» **Aim**
How many lines in the material below contain the string "size"? Reply with the number alone.

[Layout element annotations]
## begin
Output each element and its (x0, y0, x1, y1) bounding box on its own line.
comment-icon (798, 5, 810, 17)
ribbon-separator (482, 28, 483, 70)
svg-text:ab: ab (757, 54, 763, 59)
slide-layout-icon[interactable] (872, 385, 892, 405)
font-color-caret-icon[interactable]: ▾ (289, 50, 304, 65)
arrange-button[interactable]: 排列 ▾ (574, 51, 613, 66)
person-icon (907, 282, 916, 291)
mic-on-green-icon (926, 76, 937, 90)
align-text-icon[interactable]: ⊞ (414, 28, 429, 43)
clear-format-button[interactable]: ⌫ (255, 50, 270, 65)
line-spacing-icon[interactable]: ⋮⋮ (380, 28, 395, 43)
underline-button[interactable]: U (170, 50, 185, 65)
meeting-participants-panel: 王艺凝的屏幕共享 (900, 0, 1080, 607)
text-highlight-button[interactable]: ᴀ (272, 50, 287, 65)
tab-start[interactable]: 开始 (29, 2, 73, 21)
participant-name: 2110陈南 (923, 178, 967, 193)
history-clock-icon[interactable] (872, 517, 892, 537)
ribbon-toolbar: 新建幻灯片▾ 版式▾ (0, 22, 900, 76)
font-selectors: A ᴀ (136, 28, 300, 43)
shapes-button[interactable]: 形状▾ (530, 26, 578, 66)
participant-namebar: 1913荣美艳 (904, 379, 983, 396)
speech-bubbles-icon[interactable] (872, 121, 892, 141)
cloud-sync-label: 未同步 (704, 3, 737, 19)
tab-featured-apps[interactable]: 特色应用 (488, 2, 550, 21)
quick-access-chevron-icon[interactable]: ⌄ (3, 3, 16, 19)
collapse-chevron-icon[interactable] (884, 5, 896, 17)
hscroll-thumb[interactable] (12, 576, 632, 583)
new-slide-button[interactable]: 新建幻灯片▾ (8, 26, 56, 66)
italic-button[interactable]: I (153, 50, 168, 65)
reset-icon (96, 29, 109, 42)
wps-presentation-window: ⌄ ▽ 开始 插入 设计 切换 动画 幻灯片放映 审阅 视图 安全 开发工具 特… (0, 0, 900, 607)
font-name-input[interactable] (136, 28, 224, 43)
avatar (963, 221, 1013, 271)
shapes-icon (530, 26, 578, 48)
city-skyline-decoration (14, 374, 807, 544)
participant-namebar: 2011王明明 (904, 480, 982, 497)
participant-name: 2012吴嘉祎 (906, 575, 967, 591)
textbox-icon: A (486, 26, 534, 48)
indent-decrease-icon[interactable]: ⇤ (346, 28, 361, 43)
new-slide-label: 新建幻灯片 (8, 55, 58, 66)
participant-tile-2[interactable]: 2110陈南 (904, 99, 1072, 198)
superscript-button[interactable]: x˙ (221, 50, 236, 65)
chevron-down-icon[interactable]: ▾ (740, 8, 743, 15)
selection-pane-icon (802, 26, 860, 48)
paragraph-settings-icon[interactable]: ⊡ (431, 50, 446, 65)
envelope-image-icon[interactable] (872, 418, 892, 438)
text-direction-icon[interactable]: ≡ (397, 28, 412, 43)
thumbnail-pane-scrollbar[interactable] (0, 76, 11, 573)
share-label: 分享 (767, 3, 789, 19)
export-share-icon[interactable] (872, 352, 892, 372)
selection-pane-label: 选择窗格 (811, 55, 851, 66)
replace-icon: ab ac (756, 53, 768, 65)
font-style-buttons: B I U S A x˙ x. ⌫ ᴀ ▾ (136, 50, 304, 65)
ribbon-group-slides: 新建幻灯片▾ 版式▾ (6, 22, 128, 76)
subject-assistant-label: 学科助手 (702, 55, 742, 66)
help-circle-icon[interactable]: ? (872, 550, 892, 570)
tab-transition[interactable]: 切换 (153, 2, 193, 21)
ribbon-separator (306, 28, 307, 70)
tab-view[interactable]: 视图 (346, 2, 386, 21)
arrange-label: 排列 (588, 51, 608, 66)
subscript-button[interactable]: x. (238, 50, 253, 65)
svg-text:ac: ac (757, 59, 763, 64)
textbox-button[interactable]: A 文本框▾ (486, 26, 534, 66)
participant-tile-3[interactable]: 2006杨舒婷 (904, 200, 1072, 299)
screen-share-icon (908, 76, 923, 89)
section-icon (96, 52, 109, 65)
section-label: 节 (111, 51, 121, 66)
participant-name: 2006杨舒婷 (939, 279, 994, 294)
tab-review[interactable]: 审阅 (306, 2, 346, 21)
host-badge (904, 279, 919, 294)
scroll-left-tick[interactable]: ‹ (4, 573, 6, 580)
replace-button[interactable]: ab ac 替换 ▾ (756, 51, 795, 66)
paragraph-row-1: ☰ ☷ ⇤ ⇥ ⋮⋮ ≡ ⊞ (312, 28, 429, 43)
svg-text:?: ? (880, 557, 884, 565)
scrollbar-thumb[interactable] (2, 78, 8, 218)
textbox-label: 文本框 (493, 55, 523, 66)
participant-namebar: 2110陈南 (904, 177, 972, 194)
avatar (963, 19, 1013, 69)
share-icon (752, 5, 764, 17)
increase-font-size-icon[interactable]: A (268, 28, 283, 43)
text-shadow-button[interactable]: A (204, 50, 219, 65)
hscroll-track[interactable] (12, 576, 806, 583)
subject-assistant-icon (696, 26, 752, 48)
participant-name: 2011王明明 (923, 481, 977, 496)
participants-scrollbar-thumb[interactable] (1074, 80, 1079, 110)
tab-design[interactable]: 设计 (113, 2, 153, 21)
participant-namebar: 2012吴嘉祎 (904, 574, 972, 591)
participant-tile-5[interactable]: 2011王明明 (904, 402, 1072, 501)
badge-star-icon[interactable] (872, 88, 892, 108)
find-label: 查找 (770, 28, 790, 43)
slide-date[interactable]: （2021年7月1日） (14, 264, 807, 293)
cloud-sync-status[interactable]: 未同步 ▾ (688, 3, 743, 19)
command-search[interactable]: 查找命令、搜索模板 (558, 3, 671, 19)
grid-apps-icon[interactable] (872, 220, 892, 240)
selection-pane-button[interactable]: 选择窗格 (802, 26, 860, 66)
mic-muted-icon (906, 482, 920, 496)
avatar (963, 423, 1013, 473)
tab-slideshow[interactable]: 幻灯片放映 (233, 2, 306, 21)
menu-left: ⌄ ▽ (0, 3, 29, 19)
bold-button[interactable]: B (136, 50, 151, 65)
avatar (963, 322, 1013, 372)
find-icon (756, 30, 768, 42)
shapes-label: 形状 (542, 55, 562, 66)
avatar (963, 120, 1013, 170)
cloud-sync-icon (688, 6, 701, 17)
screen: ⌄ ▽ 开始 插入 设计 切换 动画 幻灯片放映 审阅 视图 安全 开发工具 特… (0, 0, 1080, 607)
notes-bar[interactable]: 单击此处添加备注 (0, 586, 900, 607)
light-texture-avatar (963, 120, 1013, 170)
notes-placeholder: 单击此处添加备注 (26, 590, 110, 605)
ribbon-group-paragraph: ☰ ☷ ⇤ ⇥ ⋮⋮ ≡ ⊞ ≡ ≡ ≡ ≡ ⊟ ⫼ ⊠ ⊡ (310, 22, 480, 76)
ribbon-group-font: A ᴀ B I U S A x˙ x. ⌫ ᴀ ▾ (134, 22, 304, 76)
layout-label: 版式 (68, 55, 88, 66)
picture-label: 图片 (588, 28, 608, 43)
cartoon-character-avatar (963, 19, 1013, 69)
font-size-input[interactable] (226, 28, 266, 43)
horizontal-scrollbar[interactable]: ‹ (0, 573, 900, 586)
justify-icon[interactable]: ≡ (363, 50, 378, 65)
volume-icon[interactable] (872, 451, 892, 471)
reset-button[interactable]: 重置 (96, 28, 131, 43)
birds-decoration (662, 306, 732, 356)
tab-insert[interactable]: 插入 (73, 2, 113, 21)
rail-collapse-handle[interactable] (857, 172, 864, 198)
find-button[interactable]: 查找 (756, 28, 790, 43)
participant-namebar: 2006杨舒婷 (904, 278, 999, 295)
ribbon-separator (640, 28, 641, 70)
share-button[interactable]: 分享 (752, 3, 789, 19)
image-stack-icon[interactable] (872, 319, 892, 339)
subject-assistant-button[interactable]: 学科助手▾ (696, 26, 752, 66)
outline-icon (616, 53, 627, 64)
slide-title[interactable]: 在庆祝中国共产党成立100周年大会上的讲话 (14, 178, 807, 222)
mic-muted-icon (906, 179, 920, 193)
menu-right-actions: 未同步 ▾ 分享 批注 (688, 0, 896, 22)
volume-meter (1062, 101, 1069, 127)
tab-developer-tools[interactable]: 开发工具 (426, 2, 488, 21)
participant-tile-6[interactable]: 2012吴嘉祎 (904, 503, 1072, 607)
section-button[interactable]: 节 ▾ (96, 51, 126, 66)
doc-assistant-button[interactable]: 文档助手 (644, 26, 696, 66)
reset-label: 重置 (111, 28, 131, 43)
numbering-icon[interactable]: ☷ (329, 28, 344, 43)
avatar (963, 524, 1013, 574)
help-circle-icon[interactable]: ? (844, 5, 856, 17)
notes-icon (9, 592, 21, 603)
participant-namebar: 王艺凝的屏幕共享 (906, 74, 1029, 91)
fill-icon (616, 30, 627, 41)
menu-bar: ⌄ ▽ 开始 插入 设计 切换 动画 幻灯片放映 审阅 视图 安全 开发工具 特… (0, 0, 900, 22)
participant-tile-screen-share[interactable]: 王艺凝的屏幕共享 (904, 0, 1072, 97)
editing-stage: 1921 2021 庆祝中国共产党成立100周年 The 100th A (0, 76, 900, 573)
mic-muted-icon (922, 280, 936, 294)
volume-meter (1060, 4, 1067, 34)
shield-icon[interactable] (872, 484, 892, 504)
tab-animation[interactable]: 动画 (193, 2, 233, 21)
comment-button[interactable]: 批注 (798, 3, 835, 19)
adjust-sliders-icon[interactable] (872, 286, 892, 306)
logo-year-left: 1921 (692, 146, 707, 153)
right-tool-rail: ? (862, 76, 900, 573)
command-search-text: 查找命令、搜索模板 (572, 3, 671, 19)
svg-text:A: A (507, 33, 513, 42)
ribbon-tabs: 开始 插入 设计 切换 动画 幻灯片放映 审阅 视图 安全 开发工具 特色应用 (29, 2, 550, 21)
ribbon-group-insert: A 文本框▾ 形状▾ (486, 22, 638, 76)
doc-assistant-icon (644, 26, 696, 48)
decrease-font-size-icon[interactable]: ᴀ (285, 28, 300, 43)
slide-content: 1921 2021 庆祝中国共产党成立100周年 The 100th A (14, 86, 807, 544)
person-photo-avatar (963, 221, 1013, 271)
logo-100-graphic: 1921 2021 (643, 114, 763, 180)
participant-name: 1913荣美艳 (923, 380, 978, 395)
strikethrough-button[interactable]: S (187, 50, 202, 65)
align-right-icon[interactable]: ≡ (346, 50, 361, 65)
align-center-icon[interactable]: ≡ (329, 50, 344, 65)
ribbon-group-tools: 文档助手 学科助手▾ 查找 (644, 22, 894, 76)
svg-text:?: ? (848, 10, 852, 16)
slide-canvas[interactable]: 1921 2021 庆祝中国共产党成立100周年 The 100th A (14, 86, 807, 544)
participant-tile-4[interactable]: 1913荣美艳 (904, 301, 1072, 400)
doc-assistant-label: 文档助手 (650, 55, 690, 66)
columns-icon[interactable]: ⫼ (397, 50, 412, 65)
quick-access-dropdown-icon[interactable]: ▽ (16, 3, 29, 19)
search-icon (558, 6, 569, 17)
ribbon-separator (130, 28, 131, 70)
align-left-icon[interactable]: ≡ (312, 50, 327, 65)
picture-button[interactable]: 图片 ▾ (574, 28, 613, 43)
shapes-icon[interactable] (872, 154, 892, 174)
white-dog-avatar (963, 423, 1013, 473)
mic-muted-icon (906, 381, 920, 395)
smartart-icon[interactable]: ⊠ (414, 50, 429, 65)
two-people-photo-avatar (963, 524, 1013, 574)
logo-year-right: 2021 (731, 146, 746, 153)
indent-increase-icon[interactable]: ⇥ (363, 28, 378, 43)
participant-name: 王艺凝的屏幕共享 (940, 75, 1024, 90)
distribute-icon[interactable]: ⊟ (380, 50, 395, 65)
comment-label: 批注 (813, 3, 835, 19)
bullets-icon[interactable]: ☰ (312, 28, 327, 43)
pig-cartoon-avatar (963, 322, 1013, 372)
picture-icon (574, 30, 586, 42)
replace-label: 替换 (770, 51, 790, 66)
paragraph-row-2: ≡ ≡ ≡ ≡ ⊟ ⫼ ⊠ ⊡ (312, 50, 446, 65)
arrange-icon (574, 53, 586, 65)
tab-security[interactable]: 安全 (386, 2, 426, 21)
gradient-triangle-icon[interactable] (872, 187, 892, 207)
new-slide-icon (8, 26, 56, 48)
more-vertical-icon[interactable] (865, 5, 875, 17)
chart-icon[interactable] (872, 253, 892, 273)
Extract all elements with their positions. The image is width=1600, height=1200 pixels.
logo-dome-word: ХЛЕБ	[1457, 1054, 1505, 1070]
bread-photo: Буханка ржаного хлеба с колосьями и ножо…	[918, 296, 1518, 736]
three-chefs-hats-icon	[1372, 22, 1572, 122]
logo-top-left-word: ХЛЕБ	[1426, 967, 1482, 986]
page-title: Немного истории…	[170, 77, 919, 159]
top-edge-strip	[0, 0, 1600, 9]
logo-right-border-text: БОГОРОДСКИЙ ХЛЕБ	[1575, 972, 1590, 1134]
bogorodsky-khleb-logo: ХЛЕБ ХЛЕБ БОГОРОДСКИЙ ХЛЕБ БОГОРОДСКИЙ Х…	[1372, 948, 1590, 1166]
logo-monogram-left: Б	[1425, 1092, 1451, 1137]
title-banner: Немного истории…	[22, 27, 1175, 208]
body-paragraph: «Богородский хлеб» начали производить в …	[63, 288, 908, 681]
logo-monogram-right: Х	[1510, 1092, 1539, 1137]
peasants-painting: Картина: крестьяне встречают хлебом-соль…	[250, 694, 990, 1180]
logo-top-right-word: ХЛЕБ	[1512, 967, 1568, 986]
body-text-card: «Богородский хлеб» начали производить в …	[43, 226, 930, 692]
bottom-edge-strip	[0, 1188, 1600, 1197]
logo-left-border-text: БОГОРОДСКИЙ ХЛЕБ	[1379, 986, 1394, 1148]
## end
» **Completed exercise**
3